#### Data lines:
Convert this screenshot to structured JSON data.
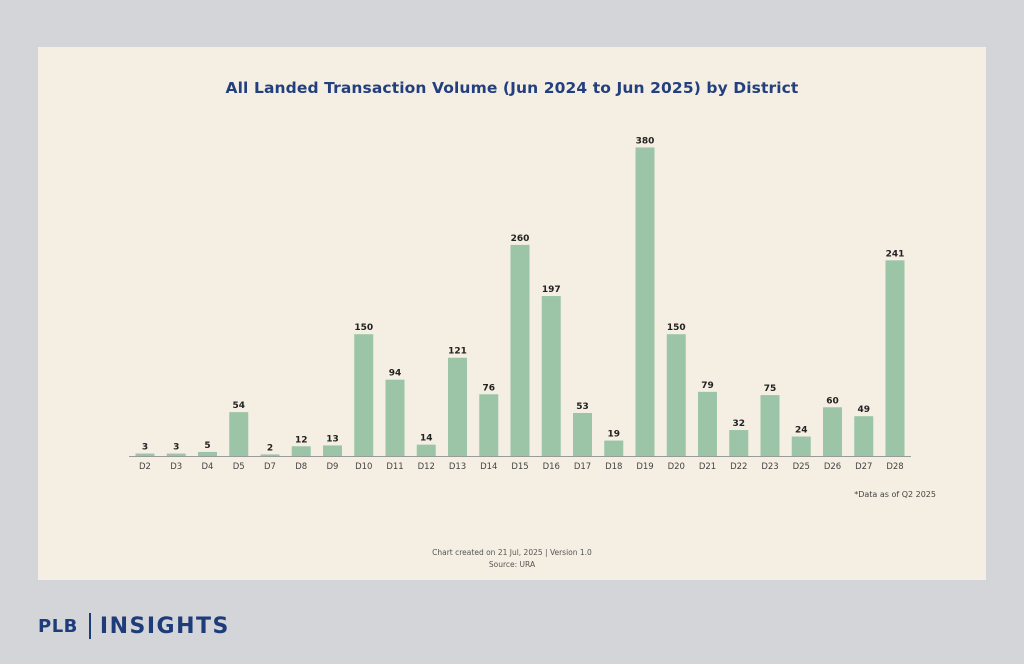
{
  "brand": {
    "left_text": "PLB",
    "right_text": "INSIGHTS"
  },
  "chart": {
    "footnote": "*Data as of Q2 2025",
    "created_note": "Chart created on 21 Jul, 2025 | Version 1.0",
    "source_note": "Source: URA"
  },
  "chart_data": {
    "type": "bar",
    "title": "All Landed Transaction Volume (Jun 2024 to Jun 2025) by District",
    "xlabel": "",
    "ylabel": "",
    "ylim": [
      0,
      400
    ],
    "grid": false,
    "bar_color": "#9bc5a6",
    "categories": [
      "D2",
      "D3",
      "D4",
      "D5",
      "D7",
      "D8",
      "D9",
      "D10",
      "D11",
      "D12",
      "D13",
      "D14",
      "D15",
      "D16",
      "D17",
      "D18",
      "D19",
      "D20",
      "D21",
      "D22",
      "D23",
      "D25",
      "D26",
      "D27",
      "D28"
    ],
    "values": [
      3,
      3,
      5,
      54,
      2,
      12,
      13,
      150,
      94,
      14,
      121,
      76,
      260,
      197,
      53,
      19,
      380,
      150,
      79,
      32,
      75,
      24,
      60,
      49,
      241
    ]
  }
}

#### Work instructions:
An exact transcription of all the entries is required, without the pictures.

#### Finished answer:
Convert this screenshot to structured JSON data.
{
  "brand": {
    "left_text": "PLB",
    "right_text": "INSIGHTS"
  },
  "chart": {
    "footnote": "*Data as of Q2 2025",
    "created_note": "Chart created on 21 Jul, 2025 | Version 1.0",
    "source_note": "Source: URA"
  },
  "chart_data": {
    "type": "bar",
    "title": "All Landed Transaction Volume (Jun 2024 to Jun 2025) by District",
    "xlabel": "",
    "ylabel": "",
    "ylim": [
      0,
      400
    ],
    "grid": false,
    "bar_color": "#9bc5a6",
    "categories": [
      "D2",
      "D3",
      "D4",
      "D5",
      "D7",
      "D8",
      "D9",
      "D10",
      "D11",
      "D12",
      "D13",
      "D14",
      "D15",
      "D16",
      "D17",
      "D18",
      "D19",
      "D20",
      "D21",
      "D22",
      "D23",
      "D25",
      "D26",
      "D27",
      "D28"
    ],
    "values": [
      3,
      3,
      5,
      54,
      2,
      12,
      13,
      150,
      94,
      14,
      121,
      76,
      260,
      197,
      53,
      19,
      380,
      150,
      79,
      32,
      75,
      24,
      60,
      49,
      241
    ]
  }
}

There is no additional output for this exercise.